··· Listed records ···

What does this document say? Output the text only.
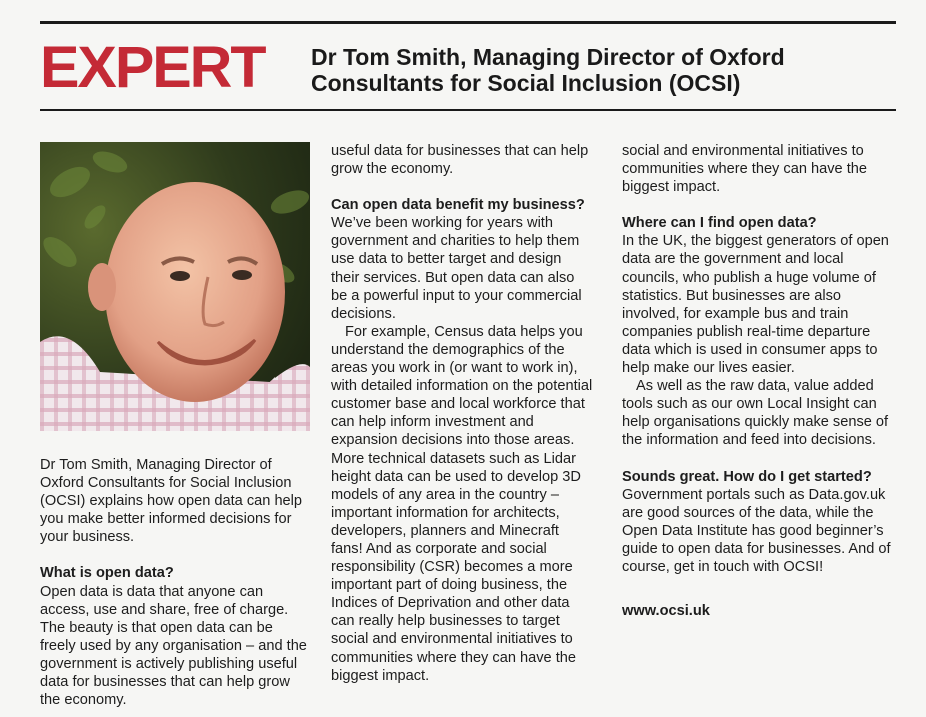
EXPERT Dr Tom Smith, Managing Director of Oxford Consultants for Social Inclusion (OCSI)

Dr Tom Smith, Managing Director of Oxford Consultants for Social Inclusion (OCSI) explains how open data can help you make better informed decisions for your business.

What is open data?

Open data is data that anyone can access, use and share, free of charge. The beauty is that open data can be freely used by any organisation – and the government is actively publishing useful data for businesses that can help grow the economy.

useful data for businesses that can help grow the economy.

Can open data benefit my business?

We’ve been working for years with government and charities to help them use data to better target and design their services. But open data can also be a powerful input to your commercial decisions.

For example, Census data helps you understand the demographics of the areas you work in (or want to work in), with detailed information on the potential customer base and local workforce that can help inform investment and expansion decisions into those areas. More technical datasets such as Lidar height data can be used to develop 3D models of any area in the country – important information for architects, developers, planners and Minecraft fans! And as corporate and social responsibility (CSR) becomes a more important part of doing business, the Indices of Deprivation and other data can really help businesses to target social and environmental initiatives to communities where they can have the biggest impact.

social and environmental initiatives to communities where they can have the biggest impact.

Where can I find open data?

In the UK, the biggest generators of open data are the government and local councils, who publish a huge volume of statistics. But businesses are also involved, for example bus and train companies publish real-time departure data which is used in consumer apps to help make our lives easier.

As well as the raw data, value added tools such as our own Local Insight can help organisations quickly make sense of the information and feed into decisions.

Sounds great. How do I get started?

Government portals such as Data.gov.uk are good sources of the data, while the Open Data Institute has good beginner’s guide to open data for businesses. And of course, get in touch with OCSI!

www.ocsi.uk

···

» Brief
Transcribe all the records above word for word, without their images.

» Response to the exercise
What does this document say? Output the text only.
EXPERT Dr Tom Smith, Managing Director of Oxford Consultants for Social Inclusion (OCSI)

Dr Tom Smith, Managing Director of Oxford Consultants for Social Inclusion (OCSI) explains how open data can help you make better informed decisions for your business.

What is open data?

Open data is data that anyone can access, use and share, free of charge. The beauty is that open data can be freely used by any organisation – and the government is actively publishing useful data for businesses that can help grow the economy.

useful data for businesses that can help grow the economy.

Can open data benefit my business?

We’ve been working for years with government and charities to help them use data to better target and design their services. But open data can also be a powerful input to your commercial decisions.

For example, Census data helps you understand the demographics of the areas you work in (or want to work in), with detailed information on the potential customer base and local workforce that can help inform investment and expansion decisions into those areas. More technical datasets such as Lidar height data can be used to develop 3D models of any area in the country – important information for architects, developers, planners and Minecraft fans! And as corporate and social responsibility (CSR) becomes a more important part of doing business, the Indices of Deprivation and other data can really help businesses to target social and environmental initiatives to communities where they can have the biggest impact.

social and environmental initiatives to communities where they can have the biggest impact.

Where can I find open data?

In the UK, the biggest generators of open data are the government and local councils, who publish a huge volume of statistics. But businesses are also involved, for example bus and train companies publish real-time departure data which is used in consumer apps to help make our lives easier.

As well as the raw data, value added tools such as our own Local Insight can help organisations quickly make sense of the information and feed into decisions.

Sounds great. How do I get started?

Government portals such as Data.gov.uk are good sources of the data, while the Open Data Institute has good beginner’s guide to open data for businesses. And of course, get in touch with OCSI!

www.ocsi.uk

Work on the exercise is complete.